╭──

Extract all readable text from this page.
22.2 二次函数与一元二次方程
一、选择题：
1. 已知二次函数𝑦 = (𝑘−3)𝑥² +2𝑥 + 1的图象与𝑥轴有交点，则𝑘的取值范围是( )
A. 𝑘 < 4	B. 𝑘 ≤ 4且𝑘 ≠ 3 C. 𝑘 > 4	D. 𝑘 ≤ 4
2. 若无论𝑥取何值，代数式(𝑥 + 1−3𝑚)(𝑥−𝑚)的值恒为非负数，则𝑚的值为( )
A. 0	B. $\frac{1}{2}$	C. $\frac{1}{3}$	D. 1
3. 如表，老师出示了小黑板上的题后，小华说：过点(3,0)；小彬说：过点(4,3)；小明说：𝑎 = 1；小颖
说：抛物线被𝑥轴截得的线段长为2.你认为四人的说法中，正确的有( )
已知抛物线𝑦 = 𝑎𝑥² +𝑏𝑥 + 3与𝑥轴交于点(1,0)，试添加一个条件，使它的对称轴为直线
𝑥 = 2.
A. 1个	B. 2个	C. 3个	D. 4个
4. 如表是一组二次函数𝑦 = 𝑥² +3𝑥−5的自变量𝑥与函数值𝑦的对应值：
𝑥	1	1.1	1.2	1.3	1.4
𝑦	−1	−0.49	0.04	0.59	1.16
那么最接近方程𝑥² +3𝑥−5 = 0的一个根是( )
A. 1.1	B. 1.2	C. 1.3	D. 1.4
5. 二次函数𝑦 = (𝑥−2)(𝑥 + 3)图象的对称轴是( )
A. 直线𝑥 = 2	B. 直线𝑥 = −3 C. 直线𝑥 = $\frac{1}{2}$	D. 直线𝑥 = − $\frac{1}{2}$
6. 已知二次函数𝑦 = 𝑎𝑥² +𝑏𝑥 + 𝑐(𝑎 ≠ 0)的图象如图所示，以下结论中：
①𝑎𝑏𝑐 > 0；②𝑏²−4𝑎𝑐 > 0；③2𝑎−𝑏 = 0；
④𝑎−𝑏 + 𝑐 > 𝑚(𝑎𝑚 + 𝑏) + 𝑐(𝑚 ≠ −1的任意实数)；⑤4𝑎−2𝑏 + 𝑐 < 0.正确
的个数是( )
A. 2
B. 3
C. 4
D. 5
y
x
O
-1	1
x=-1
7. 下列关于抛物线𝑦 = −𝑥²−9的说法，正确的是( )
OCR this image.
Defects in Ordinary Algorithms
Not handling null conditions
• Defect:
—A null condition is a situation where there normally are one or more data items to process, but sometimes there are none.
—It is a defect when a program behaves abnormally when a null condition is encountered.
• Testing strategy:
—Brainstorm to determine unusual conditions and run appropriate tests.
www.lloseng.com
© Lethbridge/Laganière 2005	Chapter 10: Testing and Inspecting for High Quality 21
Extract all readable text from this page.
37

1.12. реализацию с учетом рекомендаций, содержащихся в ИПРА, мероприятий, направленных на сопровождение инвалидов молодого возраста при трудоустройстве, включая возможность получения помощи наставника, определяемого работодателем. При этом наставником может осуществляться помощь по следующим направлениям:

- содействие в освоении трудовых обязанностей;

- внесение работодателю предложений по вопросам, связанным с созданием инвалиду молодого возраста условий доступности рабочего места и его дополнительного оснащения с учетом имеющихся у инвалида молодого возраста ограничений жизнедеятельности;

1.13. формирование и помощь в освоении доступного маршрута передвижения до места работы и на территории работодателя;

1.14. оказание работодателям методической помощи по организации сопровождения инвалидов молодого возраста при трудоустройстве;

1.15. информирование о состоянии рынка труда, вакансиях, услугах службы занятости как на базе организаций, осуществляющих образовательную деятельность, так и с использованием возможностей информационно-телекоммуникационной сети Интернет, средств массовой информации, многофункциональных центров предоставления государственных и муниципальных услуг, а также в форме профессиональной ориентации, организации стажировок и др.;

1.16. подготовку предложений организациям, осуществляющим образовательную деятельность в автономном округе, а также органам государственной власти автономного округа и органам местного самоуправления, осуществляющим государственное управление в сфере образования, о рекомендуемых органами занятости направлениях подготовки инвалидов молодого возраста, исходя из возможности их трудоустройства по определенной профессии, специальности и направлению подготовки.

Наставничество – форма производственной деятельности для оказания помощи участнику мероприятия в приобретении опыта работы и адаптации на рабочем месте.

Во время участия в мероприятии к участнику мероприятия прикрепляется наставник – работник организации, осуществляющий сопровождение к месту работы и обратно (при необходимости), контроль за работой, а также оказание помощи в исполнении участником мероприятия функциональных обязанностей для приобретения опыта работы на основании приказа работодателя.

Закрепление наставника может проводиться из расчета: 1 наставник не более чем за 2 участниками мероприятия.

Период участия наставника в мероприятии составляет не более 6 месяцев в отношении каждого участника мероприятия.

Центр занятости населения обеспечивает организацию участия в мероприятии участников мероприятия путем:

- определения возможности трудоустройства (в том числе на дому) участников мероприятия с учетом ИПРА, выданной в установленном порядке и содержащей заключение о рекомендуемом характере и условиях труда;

╰──

◆ **WHAT THE TASK REQUIRES**
Repeat the records above exactly, leaving none out.

◆ **EXERCISE RESULT**
Extract all readable text from this page.
22.2 二次函数与一元二次方程
一、选择题：
1. 已知二次函数𝑦 = (𝑘−3)𝑥² +2𝑥 + 1的图象与𝑥轴有交点，则𝑘的取值范围是( )
A. 𝑘 < 4	B. 𝑘 ≤ 4且𝑘 ≠ 3 C. 𝑘 > 4	D. 𝑘 ≤ 4
2. 若无论𝑥取何值，代数式(𝑥 + 1−3𝑚)(𝑥−𝑚)的值恒为非负数，则𝑚的值为( )
A. 0	B. $\frac{1}{2}$	C. $\frac{1}{3}$	D. 1
3. 如表，老师出示了小黑板上的题后，小华说：过点(3,0)；小彬说：过点(4,3)；小明说：𝑎 = 1；小颖
说：抛物线被𝑥轴截得的线段长为2.你认为四人的说法中，正确的有( )
已知抛物线𝑦 = 𝑎𝑥² +𝑏𝑥 + 3与𝑥轴交于点(1,0)，试添加一个条件，使它的对称轴为直线
𝑥 = 2.
A. 1个	B. 2个	C. 3个	D. 4个
4. 如表是一组二次函数𝑦 = 𝑥² +3𝑥−5的自变量𝑥与函数值𝑦的对应值：
𝑥	1	1.1	1.2	1.3	1.4
𝑦	−1	−0.49	0.04	0.59	1.16
那么最接近方程𝑥² +3𝑥−5 = 0的一个根是( )
A. 1.1	B. 1.2	C. 1.3	D. 1.4
5. 二次函数𝑦 = (𝑥−2)(𝑥 + 3)图象的对称轴是( )
A. 直线𝑥 = 2	B. 直线𝑥 = −3 C. 直线𝑥 = $\frac{1}{2}$	D. 直线𝑥 = − $\frac{1}{2}$
6. 已知二次函数𝑦 = 𝑎𝑥² +𝑏𝑥 + 𝑐(𝑎 ≠ 0)的图象如图所示，以下结论中：
①𝑎𝑏𝑐 > 0；②𝑏²−4𝑎𝑐 > 0；③2𝑎−𝑏 = 0；
④𝑎−𝑏 + 𝑐 > 𝑚(𝑎𝑚 + 𝑏) + 𝑐(𝑚 ≠ −1的任意实数)；⑤4𝑎−2𝑏 + 𝑐 < 0.正确
的个数是( )
A. 2
B. 3
C. 4
D. 5
y
x
O
-1	1
x=-1
7. 下列关于抛物线𝑦 = −𝑥²−9的说法，正确的是( )
OCR this image.
Defects in Ordinary Algorithms
Not handling null conditions
• Defect:
—A null condition is a situation where there normally are one or more data items to process, but sometimes there are none.
—It is a defect when a program behaves abnormally when a null condition is encountered.
• Testing strategy:
—Brainstorm to determine unusual conditions and run appropriate tests.
www.lloseng.com
© Lethbridge/Laganière 2005	Chapter 10: Testing and Inspecting for High Quality 21
Extract all readable text from this page.
37

1.12. реализацию с учетом рекомендаций, содержащихся в ИПРА, мероприятий, направленных на сопровождение инвалидов молодого возраста при трудоустройстве, включая возможность получения помощи наставника, определяемого работодателем. При этом наставником может осуществляться помощь по следующим направлениям:

- содействие в освоении трудовых обязанностей;

- внесение работодателю предложений по вопросам, связанным с созданием инвалиду молодого возраста условий доступности рабочего места и его дополнительного оснащения с учетом имеющихся у инвалида молодого возраста ограничений жизнедеятельности;

1.13. формирование и помощь в освоении доступного маршрута передвижения до места работы и на территории работодателя;

1.14. оказание работодателям методической помощи по организации сопровождения инвалидов молодого возраста при трудоустройстве;

1.15. информирование о состоянии рынка труда, вакансиях, услугах службы занятости как на базе организаций, осуществляющих образовательную деятельность, так и с использованием возможностей информационно-телекоммуникационной сети Интернет, средств массовой информации, многофункциональных центров предоставления государственных и муниципальных услуг, а также в форме профессиональной ориентации, организации стажировок и др.;

1.16. подготовку предложений организациям, осуществляющим образовательную деятельность в автономном округе, а также органам государственной власти автономного округа и органам местного самоуправления, осуществляющим государственное управление в сфере образования, о рекомендуемых органами занятости направлениях подготовки инвалидов молодого возраста, исходя из возможности их трудоустройства по определенной профессии, специальности и направлению подготовки.

Наставничество – форма производственной деятельности для оказания помощи участнику мероприятия в приобретении опыта работы и адаптации на рабочем месте.

Во время участия в мероприятии к участнику мероприятия прикрепляется наставник – работник организации, осуществляющий сопровождение к месту работы и обратно (при необходимости), контроль за работой, а также оказание помощи в исполнении участником мероприятия функциональных обязанностей для приобретения опыта работы на основании приказа работодателя.

Закрепление наставника может проводиться из расчета: 1 наставник не более чем за 2 участниками мероприятия.

Период участия наставника в мероприятии составляет не более 6 месяцев в отношении каждого участника мероприятия.

Центр занятости населения обеспечивает организацию участия в мероприятии участников мероприятия путем:

- определения возможности трудоустройства (в том числе на дому) участников мероприятия с учетом ИПРА, выданной в установленном порядке и содержащей заключение о рекомендуемом характере и условиях труда;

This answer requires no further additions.